# Aim:
Give back all the data exactly, line by line.

# Input rows:

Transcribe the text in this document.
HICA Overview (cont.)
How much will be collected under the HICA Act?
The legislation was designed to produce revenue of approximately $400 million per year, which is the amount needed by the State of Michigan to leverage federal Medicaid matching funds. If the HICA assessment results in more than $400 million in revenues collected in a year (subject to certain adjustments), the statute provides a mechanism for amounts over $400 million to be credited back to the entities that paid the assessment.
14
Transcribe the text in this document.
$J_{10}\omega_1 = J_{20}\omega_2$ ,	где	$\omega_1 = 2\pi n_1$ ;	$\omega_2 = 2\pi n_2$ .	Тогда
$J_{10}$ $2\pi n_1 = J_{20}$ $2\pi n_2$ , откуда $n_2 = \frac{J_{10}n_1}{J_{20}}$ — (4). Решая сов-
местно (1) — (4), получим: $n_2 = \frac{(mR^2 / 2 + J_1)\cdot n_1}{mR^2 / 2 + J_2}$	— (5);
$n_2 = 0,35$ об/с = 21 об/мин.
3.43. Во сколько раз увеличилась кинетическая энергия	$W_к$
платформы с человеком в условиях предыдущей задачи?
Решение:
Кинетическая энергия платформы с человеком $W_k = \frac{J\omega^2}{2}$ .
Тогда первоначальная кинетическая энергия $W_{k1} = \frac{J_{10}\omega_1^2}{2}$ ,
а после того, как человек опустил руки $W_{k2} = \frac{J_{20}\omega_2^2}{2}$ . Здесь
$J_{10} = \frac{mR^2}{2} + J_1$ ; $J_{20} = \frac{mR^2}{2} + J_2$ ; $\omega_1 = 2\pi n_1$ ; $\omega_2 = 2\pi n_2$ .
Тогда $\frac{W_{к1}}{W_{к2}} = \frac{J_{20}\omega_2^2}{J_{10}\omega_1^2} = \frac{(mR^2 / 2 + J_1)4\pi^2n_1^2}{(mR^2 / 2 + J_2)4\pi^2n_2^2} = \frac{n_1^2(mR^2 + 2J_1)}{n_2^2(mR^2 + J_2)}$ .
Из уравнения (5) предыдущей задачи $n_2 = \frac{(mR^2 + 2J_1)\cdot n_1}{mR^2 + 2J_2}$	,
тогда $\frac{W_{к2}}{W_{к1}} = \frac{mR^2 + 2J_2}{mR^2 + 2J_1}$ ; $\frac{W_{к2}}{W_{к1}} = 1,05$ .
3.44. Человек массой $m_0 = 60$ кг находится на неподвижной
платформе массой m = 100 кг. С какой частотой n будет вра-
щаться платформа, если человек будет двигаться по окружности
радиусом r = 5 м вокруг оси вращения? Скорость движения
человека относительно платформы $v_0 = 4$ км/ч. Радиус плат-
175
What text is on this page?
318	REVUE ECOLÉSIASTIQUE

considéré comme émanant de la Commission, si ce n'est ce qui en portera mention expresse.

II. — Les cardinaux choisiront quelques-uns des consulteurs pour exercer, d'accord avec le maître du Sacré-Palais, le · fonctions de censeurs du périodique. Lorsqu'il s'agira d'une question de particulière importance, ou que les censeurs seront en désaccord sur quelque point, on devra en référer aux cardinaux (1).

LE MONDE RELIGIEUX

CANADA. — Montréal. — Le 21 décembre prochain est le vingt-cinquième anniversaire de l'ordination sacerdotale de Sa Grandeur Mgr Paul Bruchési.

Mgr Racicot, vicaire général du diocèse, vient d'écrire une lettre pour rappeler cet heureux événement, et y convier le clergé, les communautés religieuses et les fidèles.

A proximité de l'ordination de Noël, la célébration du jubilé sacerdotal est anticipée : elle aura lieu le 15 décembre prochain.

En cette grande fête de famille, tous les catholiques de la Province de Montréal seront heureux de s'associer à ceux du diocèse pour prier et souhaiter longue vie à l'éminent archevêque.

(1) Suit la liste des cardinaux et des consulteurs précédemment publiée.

# Output below:
Transcribe the text in this document.
HICA Overview (cont.)
How much will be collected under the HICA Act?
The legislation was designed to produce revenue of approximately $400 million per year, which is the amount needed by the State of Michigan to leverage federal Medicaid matching funds. If the HICA assessment results in more than $400 million in revenues collected in a year (subject to certain adjustments), the statute provides a mechanism for amounts over $400 million to be credited back to the entities that paid the assessment.
14
Transcribe the text in this document.
$J_{10}\omega_1 = J_{20}\omega_2$ ,	где	$\omega_1 = 2\pi n_1$ ;	$\omega_2 = 2\pi n_2$ .	Тогда
$J_{10}$ $2\pi n_1 = J_{20}$ $2\pi n_2$ , откуда $n_2 = \frac{J_{10}n_1}{J_{20}}$ — (4). Решая сов-
местно (1) — (4), получим: $n_2 = \frac{(mR^2 / 2 + J_1)\cdot n_1}{mR^2 / 2 + J_2}$	— (5);
$n_2 = 0,35$ об/с = 21 об/мин.
3.43. Во сколько раз увеличилась кинетическая энергия	$W_к$
платформы с человеком в условиях предыдущей задачи?
Решение:
Кинетическая энергия платформы с человеком $W_k = \frac{J\omega^2}{2}$ .
Тогда первоначальная кинетическая энергия $W_{k1} = \frac{J_{10}\omega_1^2}{2}$ ,
а после того, как человек опустил руки $W_{k2} = \frac{J_{20}\omega_2^2}{2}$ . Здесь
$J_{10} = \frac{mR^2}{2} + J_1$ ; $J_{20} = \frac{mR^2}{2} + J_2$ ; $\omega_1 = 2\pi n_1$ ; $\omega_2 = 2\pi n_2$ .
Тогда $\frac{W_{к1}}{W_{к2}} = \frac{J_{20}\omega_2^2}{J_{10}\omega_1^2} = \frac{(mR^2 / 2 + J_1)4\pi^2n_1^2}{(mR^2 / 2 + J_2)4\pi^2n_2^2} = \frac{n_1^2(mR^2 + 2J_1)}{n_2^2(mR^2 + J_2)}$ .
Из уравнения (5) предыдущей задачи $n_2 = \frac{(mR^2 + 2J_1)\cdot n_1}{mR^2 + 2J_2}$	,
тогда $\frac{W_{к2}}{W_{к1}} = \frac{mR^2 + 2J_2}{mR^2 + 2J_1}$ ; $\frac{W_{к2}}{W_{к1}} = 1,05$ .
3.44. Человек массой $m_0 = 60$ кг находится на неподвижной
платформе массой m = 100 кг. С какой частотой n будет вра-
щаться платформа, если человек будет двигаться по окружности
радиусом r = 5 м вокруг оси вращения? Скорость движения
человека относительно платформы $v_0 = 4$ км/ч. Радиус плат-
175
What text is on this page?
318	REVUE ECOLÉSIASTIQUE

considéré comme émanant de la Commission, si ce n'est ce qui en portera mention expresse.

II. — Les cardinaux choisiront quelques-uns des consulteurs pour exercer, d'accord avec le maître du Sacré-Palais, le · fonctions de censeurs du périodique. Lorsqu'il s'agira d'une question de particulière importance, ou que les censeurs seront en désaccord sur quelque point, on devra en référer aux cardinaux (1).

LE MONDE RELIGIEUX

CANADA. — Montréal. — Le 21 décembre prochain est le vingt-cinquième anniversaire de l'ordination sacerdotale de Sa Grandeur Mgr Paul Bruchési.

Mgr Racicot, vicaire général du diocèse, vient d'écrire une lettre pour rappeler cet heureux événement, et y convier le clergé, les communautés religieuses et les fidèles.

A proximité de l'ordination de Noël, la célébration du jubilé sacerdotal est anticipée : elle aura lieu le 15 décembre prochain.

En cette grande fête de famille, tous les catholiques de la Province de Montréal seront heureux de s'associer à ceux du diocèse pour prier et souhaiter longue vie à l'éminent archevêque.

(1) Suit la liste des cardinaux et des consulteurs précédemment publiée.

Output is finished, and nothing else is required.